- Stated exercise 1: In the piece on caring for collected treasures, what condition must a wooden item meet for Howard Products to work on it, and what do the products then do? Answer in one to three sentences.

- Document segment:
<<<<

I do realize that my photo this week has lots of “things” in it and I do apologize for that, but I am trying to make a statement regarding staging as well as maintaining our treasures through the years. Collecting anything takes work and time — but the real factor evolves around the fact that everything we own needs to be taken care of correctly and when needed. These collections don’t necessarily require constant care (thank goodness) but our treasures which have been handed down to us definitely need a bit of maintenance perhaps or at least a bit of dedication to keeping the value of the item up to par.
If you will notice at the far left of my photo this week, the large urn-shaped vase with flowers in it is probably one of the older items I have. I purchased this at a show several years ago. I believe it “foreign” wood, not pottery. It has been hand-shaped and bored out by vintage methods. It needs to be oiled and that is what I feel will be a rather easy process. I have used Howard Products for many many years — and when I say many, I think I started using them from the very beginning of my collecting, finding, hunting, refurbishing and selling days. It must be over 40 years now. I have enjoyed their products so very much and they have a nice clean “orange” fragrance to the oil and the Feed-N-Wax products. It is not overbearing and definitely is a welcoming scent to your home, and pleasant when working with it also.
The handmade checkerboard/chess board is another item I purchased in New Mexico — Silver City, I believe. I have only had this piece for maybe 12 to 15 years, but it is due for an oiling as well. As long as the item has not been varnished and has only been stained, the Howard Products will penetrate the wood and keep it from splitting and/or cracking.

>>>>

- Stated exercise 2: Put the records, from their first line up to and including the line containing "seal-top-text: LANGITSELATAN [42,756,118,789]", into a Markdown table with the columns Row and Line, leaving out any blank lines.

- Available records:

<<<<

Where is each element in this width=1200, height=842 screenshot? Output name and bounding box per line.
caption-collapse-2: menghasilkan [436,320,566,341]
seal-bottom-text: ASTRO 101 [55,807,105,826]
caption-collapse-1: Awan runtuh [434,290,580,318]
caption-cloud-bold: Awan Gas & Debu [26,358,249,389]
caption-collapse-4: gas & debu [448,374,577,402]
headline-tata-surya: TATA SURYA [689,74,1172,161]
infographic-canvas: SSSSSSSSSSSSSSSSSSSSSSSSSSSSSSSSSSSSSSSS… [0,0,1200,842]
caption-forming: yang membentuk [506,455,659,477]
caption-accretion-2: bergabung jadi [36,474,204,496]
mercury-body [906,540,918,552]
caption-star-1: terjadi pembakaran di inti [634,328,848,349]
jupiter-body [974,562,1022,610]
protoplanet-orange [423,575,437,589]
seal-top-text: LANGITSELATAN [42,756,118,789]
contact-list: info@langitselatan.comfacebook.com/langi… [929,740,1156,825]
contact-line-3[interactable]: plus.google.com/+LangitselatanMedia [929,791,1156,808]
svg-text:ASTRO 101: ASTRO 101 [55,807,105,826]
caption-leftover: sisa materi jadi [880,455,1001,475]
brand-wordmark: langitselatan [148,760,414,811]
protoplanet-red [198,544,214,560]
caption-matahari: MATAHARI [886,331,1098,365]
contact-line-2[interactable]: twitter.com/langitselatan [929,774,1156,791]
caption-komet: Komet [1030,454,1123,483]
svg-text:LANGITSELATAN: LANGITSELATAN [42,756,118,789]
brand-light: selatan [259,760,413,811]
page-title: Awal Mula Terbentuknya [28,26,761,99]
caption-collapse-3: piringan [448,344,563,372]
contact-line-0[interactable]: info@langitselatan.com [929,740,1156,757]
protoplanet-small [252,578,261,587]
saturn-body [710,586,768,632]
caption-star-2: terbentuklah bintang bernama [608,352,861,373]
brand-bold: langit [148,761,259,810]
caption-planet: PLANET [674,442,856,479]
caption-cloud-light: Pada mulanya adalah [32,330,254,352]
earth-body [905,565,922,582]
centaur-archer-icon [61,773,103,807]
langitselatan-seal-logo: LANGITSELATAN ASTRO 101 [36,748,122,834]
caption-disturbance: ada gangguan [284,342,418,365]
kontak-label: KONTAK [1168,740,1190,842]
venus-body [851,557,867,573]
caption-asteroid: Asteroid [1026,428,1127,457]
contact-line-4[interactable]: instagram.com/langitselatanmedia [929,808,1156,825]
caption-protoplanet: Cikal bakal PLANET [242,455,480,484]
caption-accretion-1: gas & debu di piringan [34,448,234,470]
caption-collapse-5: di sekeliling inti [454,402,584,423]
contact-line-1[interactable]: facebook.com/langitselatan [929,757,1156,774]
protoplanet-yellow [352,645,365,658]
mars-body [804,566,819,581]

>>>>

- Output 1: The item must not have been varnished and must only have been stained. In that case, Howard Products penetrate the wood and keep it from splitting and/or cracking.

- Output 2:
| Row | Line |
|---|---|
| 1 | Where is each element in this width=1200, height=842 screenshot? Output name and bounding box per line. |
| 2 | caption-collapse-2: menghasilkan [436,320,566,341] |
| 3 | seal-bottom-text: ASTRO 101 [55,807,105,826] |
| 4 | caption-collapse-1: Awan runtuh [434,290,580,318] |
| 5 | caption-cloud-bold: Awan Gas & Debu [26,358,249,389] |
| 6 | caption-collapse-4: gas & debu [448,374,577,402] |
| 7 | headline-tata-surya: TATA SURYA [689,74,1172,161] |
| 8 | infographic-canvas: SSSSSSSSSSSSSSSSSSSSSSSSSSSSSSSSSSSSSSSS… [0,0,1200,842] |
| 9 | caption-forming: yang membentuk [506,455,659,477] |
| 10 | caption-accretion-2: bergabung jadi [36,474,204,496] |
| 11 | mercury-body [906,540,918,552] |
| 12 | caption-star-1: terjadi pembakaran di inti [634,328,848,349] |
| 13 | jupiter-body [974,562,1022,610] |
| 14 | protoplanet-orange [423,575,437,589] |
| 15 | seal-top-text: LANGITSELATAN [42,756,118,789] |